_Stored records_
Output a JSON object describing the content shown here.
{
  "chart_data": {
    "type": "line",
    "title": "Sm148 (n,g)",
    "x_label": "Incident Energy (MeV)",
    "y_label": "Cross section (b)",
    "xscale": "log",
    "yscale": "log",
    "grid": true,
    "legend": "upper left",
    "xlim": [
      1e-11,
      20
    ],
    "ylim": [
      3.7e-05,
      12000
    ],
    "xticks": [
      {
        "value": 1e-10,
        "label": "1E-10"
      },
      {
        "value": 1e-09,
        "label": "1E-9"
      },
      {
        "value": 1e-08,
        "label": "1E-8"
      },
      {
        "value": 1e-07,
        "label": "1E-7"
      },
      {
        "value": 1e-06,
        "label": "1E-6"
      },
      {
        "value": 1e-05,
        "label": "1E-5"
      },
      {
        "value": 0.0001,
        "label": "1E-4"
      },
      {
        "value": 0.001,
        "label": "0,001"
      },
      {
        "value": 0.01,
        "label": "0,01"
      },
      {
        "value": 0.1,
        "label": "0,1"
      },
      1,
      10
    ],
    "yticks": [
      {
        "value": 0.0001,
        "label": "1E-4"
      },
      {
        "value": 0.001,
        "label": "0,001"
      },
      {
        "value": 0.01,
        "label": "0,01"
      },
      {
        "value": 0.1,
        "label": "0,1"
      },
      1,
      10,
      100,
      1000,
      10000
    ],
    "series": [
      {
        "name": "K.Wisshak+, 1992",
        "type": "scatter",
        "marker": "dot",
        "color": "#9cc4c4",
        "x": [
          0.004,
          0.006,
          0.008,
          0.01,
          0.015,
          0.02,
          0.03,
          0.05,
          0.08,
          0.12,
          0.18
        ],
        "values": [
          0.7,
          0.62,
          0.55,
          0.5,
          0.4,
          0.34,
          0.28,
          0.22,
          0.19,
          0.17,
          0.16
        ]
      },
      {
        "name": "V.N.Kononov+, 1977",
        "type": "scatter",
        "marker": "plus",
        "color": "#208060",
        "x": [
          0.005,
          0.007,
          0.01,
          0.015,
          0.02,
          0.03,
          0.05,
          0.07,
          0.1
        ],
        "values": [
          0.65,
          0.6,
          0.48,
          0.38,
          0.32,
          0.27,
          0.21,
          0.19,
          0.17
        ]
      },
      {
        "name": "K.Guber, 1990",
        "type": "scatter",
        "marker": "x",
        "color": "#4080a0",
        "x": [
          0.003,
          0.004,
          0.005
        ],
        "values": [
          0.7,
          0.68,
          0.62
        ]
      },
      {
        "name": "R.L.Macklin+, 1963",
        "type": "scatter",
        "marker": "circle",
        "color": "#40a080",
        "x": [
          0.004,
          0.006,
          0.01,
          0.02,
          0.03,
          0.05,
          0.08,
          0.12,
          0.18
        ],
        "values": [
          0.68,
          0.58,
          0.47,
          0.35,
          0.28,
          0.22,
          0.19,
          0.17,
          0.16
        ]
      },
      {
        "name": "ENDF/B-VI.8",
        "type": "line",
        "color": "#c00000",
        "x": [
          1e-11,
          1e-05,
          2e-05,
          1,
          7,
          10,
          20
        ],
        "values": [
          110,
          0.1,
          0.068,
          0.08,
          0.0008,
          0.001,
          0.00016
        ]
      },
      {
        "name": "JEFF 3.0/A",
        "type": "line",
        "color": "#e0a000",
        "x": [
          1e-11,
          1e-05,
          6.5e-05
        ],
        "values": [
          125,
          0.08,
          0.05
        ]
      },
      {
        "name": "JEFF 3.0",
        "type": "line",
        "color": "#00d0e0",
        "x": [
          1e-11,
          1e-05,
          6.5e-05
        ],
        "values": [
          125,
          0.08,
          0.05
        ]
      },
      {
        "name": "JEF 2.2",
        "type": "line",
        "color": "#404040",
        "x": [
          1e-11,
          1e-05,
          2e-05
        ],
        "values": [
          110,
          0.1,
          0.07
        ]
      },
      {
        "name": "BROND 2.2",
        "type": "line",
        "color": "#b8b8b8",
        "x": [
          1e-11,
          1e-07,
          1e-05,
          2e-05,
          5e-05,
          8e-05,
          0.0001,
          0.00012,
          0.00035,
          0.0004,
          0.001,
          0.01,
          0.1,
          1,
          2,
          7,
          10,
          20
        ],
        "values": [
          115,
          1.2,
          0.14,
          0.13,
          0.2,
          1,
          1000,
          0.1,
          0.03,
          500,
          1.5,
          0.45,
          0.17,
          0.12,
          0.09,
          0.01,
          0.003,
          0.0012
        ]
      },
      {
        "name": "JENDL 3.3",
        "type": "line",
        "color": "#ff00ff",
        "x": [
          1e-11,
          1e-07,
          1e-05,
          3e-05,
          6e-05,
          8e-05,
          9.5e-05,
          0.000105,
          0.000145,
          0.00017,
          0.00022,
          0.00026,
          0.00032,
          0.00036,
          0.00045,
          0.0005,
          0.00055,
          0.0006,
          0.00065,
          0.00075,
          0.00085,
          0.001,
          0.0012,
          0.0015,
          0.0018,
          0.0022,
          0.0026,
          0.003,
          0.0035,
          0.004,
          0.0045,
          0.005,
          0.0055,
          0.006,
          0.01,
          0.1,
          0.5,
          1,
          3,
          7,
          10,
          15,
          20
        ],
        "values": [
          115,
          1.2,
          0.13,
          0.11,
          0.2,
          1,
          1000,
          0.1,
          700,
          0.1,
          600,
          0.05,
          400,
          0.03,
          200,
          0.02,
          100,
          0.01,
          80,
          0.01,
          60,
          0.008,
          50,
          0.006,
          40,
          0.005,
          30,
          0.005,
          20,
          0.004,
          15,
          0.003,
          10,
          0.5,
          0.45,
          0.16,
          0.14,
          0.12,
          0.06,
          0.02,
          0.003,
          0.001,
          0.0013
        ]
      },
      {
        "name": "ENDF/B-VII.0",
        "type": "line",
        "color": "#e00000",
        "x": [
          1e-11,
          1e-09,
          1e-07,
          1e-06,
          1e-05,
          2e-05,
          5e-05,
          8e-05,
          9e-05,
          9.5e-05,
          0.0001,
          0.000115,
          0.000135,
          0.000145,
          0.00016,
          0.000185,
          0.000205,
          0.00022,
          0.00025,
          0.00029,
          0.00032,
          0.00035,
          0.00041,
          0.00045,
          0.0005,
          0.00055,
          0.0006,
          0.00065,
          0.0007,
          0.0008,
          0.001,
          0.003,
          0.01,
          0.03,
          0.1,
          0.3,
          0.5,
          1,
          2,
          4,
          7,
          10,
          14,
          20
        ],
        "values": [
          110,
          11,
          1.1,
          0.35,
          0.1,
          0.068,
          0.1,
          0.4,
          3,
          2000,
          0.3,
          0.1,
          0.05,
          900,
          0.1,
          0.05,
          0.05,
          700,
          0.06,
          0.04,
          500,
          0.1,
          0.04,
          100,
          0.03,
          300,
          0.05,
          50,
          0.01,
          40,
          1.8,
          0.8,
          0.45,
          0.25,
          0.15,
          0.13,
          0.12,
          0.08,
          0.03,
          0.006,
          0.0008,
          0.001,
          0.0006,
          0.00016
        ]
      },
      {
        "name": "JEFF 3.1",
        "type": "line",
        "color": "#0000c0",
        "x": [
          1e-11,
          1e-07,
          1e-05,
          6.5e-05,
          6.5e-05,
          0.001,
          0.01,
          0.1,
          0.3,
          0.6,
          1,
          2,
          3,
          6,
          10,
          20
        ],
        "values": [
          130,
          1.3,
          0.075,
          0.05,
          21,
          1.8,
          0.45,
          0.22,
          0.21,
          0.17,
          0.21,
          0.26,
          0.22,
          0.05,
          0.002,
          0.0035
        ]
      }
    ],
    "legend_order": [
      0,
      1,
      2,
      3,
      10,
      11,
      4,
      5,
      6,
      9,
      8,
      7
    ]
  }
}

_What the exercise asks_
Write the listing out again, exactly as it reads.

_Written answer_
Output a JSON object describing the content shown here.
{
  "chart_data": {
    "type": "line",
    "title": "Sm148 (n,g)",
    "x_label": "Incident Energy (MeV)",
    "y_label": "Cross section (b)",
    "xscale": "log",
    "yscale": "log",
    "grid": true,
    "legend": "upper left",
    "xlim": [
      1e-11,
      20
    ],
    "ylim": [
      3.7e-05,
      12000
    ],
    "xticks": [
      {
        "value": 1e-10,
        "label": "1E-10"
      },
      {
        "value": 1e-09,
        "label": "1E-9"
      },
      {
        "value": 1e-08,
        "label": "1E-8"
      },
      {
        "value": 1e-07,
        "label": "1E-7"
      },
      {
        "value": 1e-06,
        "label": "1E-6"
      },
      {
        "value": 1e-05,
        "label": "1E-5"
      },
      {
        "value": 0.0001,
        "label": "1E-4"
      },
      {
        "value": 0.001,
        "label": "0,001"
      },
      {
        "value": 0.01,
        "label": "0,01"
      },
      {
        "value": 0.1,
        "label": "0,1"
      },
      1,
      10
    ],
    "yticks": [
      {
        "value": 0.0001,
        "label": "1E-4"
      },
      {
        "value": 0.001,
        "label": "0,001"
      },
      {
        "value": 0.01,
        "label": "0,01"
      },
      {
        "value": 0.1,
        "label": "0,1"
      },
      1,
      10,
      100,
      1000,
      10000
    ],
    "series": [
      {
        "name": "K.Wisshak+, 1992",
        "type": "scatter",
        "marker": "dot",
        "color": "#9cc4c4",
        "x": [
          0.004,
          0.006,
          0.008,
          0.01,
          0.015,
          0.02,
          0.03,
          0.05,
          0.08,
          0.12,
          0.18
        ],
        "values": [
          0.7,
          0.62,
          0.55,
          0.5,
          0.4,
          0.34,
          0.28,
          0.22,
          0.19,
          0.17,
          0.16
        ]
      },
      {
        "name": "V.N.Kononov+, 1977",
        "type": "scatter",
        "marker": "plus",
        "color": "#208060",
        "x": [
          0.005,
          0.007,
          0.01,
          0.015,
          0.02,
          0.03,
          0.05,
          0.07,
          0.1
        ],
        "values": [
          0.65,
          0.6,
          0.48,
          0.38,
          0.32,
          0.27,
          0.21,
          0.19,
          0.17
        ]
      },
      {
        "name": "K.Guber, 1990",
        "type": "scatter",
        "marker": "x",
        "color": "#4080a0",
        "x": [
          0.003,
          0.004,
          0.005
        ],
        "values": [
          0.7,
          0.68,
          0.62
        ]
      },
      {
        "name": "R.L.Macklin+, 1963",
        "type": "scatter",
        "marker": "circle",
        "color": "#40a080",
        "x": [
          0.004,
          0.006,
          0.01,
          0.02,
          0.03,
          0.05,
          0.08,
          0.12,
          0.18
        ],
        "values": [
          0.68,
          0.58,
          0.47,
          0.35,
          0.28,
          0.22,
          0.19,
          0.17,
          0.16
        ]
      },
      {
        "name": "ENDF/B-VI.8",
        "type": "line",
        "color": "#c00000",
        "x": [
          1e-11,
          1e-05,
          2e-05,
          1,
          7,
          10,
          20
        ],
        "values": [
          110,
          0.1,
          0.068,
          0.08,
          0.0008,
          0.001,
          0.00016
        ]
      },
      {
        "name": "JEFF 3.0/A",
        "type": "line",
        "color": "#e0a000",
        "x": [
          1e-11,
          1e-05,
          6.5e-05
        ],
        "values": [
          125,
          0.08,
          0.05
        ]
      },
      {
        "name": "JEFF 3.0",
        "type": "line",
        "color": "#00d0e0",
        "x": [
          1e-11,
          1e-05,
          6.5e-05
        ],
        "values": [
          125,
          0.08,
          0.05
        ]
      },
      {
        "name": "JEF 2.2",
        "type": "line",
        "color": "#404040",
        "x": [
          1e-11,
          1e-05,
          2e-05
        ],
        "values": [
          110,
          0.1,
          0.07
        ]
      },
      {
        "name": "BROND 2.2",
        "type": "line",
        "color": "#b8b8b8",
        "x": [
          1e-11,
          1e-07,
          1e-05,
          2e-05,
          5e-05,
          8e-05,
          0.0001,
          0.00012,
          0.00035,
          0.0004,
          0.001,
          0.01,
          0.1,
          1,
          2,
          7,
          10,
          20
        ],
        "values": [
          115,
          1.2,
          0.14,
          0.13,
          0.2,
          1,
          1000,
          0.1,
          0.03,
          500,
          1.5,
          0.45,
          0.17,
          0.12,
          0.09,
          0.01,
          0.003,
          0.0012
        ]
      },
      {
        "name": "JENDL 3.3",
        "type": "line",
        "color": "#ff00ff",
        "x": [
          1e-11,
          1e-07,
          1e-05,
          3e-05,
          6e-05,
          8e-05,
          9.5e-05,
          0.000105,
          0.000145,
          0.00017,
          0.00022,
          0.00026,
          0.00032,
          0.00036,
          0.00045,
          0.0005,
          0.00055,
          0.0006,
          0.00065,
          0.00075,
          0.00085,
          0.001,
          0.0012,
          0.0015,
          0.0018,
          0.0022,
          0.0026,
          0.003,
          0.0035,
          0.004,
          0.0045,
          0.005,
          0.0055,
          0.006,
          0.01,
          0.1,
          0.5,
          1,
          3,
          7,
          10,
          15,
          20
        ],
        "values": [
          115,
          1.2,
          0.13,
          0.11,
          0.2,
          1,
          1000,
          0.1,
          700,
          0.1,
          600,
          0.05,
          400,
          0.03,
          200,
          0.02,
          100,
          0.01,
          80,
          0.01,
          60,
          0.008,
          50,
          0.006,
          40,
          0.005,
          30,
          0.005,
          20,
          0.004,
          15,
          0.003,
          10,
          0.5,
          0.45,
          0.16,
          0.14,
          0.12,
          0.06,
          0.02,
          0.003,
          0.001,
          0.0013
        ]
      },
      {
        "name": "ENDF/B-VII.0",
        "type": "line",
        "color": "#e00000",
        "x": [
          1e-11,
          1e-09,
          1e-07,
          1e-06,
          1e-05,
          2e-05,
          5e-05,
          8e-05,
          9e-05,
          9.5e-05,
          0.0001,
          0.000115,
          0.000135,
          0.000145,
          0.00016,
          0.000185,
          0.000205,
          0.00022,
          0.00025,
          0.00029,
          0.00032,
          0.00035,
          0.00041,
          0.00045,
          0.0005,
          0.00055,
          0.0006,
          0.00065,
          0.0007,
          0.0008,
          0.001,
          0.003,
          0.01,
          0.03,
          0.1,
          0.3,
          0.5,
          1,
          2,
          4,
          7,
          10,
          14,
          20
        ],
        "values": [
          110,
          11,
          1.1,
          0.35,
          0.1,
          0.068,
          0.1,
          0.4,
          3,
          2000,
          0.3,
          0.1,
          0.05,
          900,
          0.1,
          0.05,
          0.05,
          700,
          0.06,
          0.04,
          500,
          0.1,
          0.04,
          100,
          0.03,
          300,
          0.05,
          50,
          0.01,
          40,
          1.8,
          0.8,
          0.45,
          0.25,
          0.15,
          0.13,
          0.12,
          0.08,
          0.03,
          0.006,
          0.0008,
          0.001,
          0.0006,
          0.00016
        ]
      },
      {
        "name": "JEFF 3.1",
        "type": "line",
        "color": "#0000c0",
        "x": [
          1e-11,
          1e-07,
          1e-05,
          6.5e-05,
          6.5e-05,
          0.001,
          0.01,
          0.1,
          0.3,
          0.6,
          1,
          2,
          3,
          6,
          10,
          20
        ],
        "values": [
          130,
          1.3,
          0.075,
          0.05,
          21,
          1.8,
          0.45,
          0.22,
          0.21,
          0.17,
          0.21,
          0.26,
          0.22,
          0.05,
          0.002,
          0.0035
        ]
      }
    ],
    "legend_order": [
      0,
      1,
      2,
      3,
      10,
      11,
      4,
      5,
      6,
      9,
      8,
      7
    ]
  }
}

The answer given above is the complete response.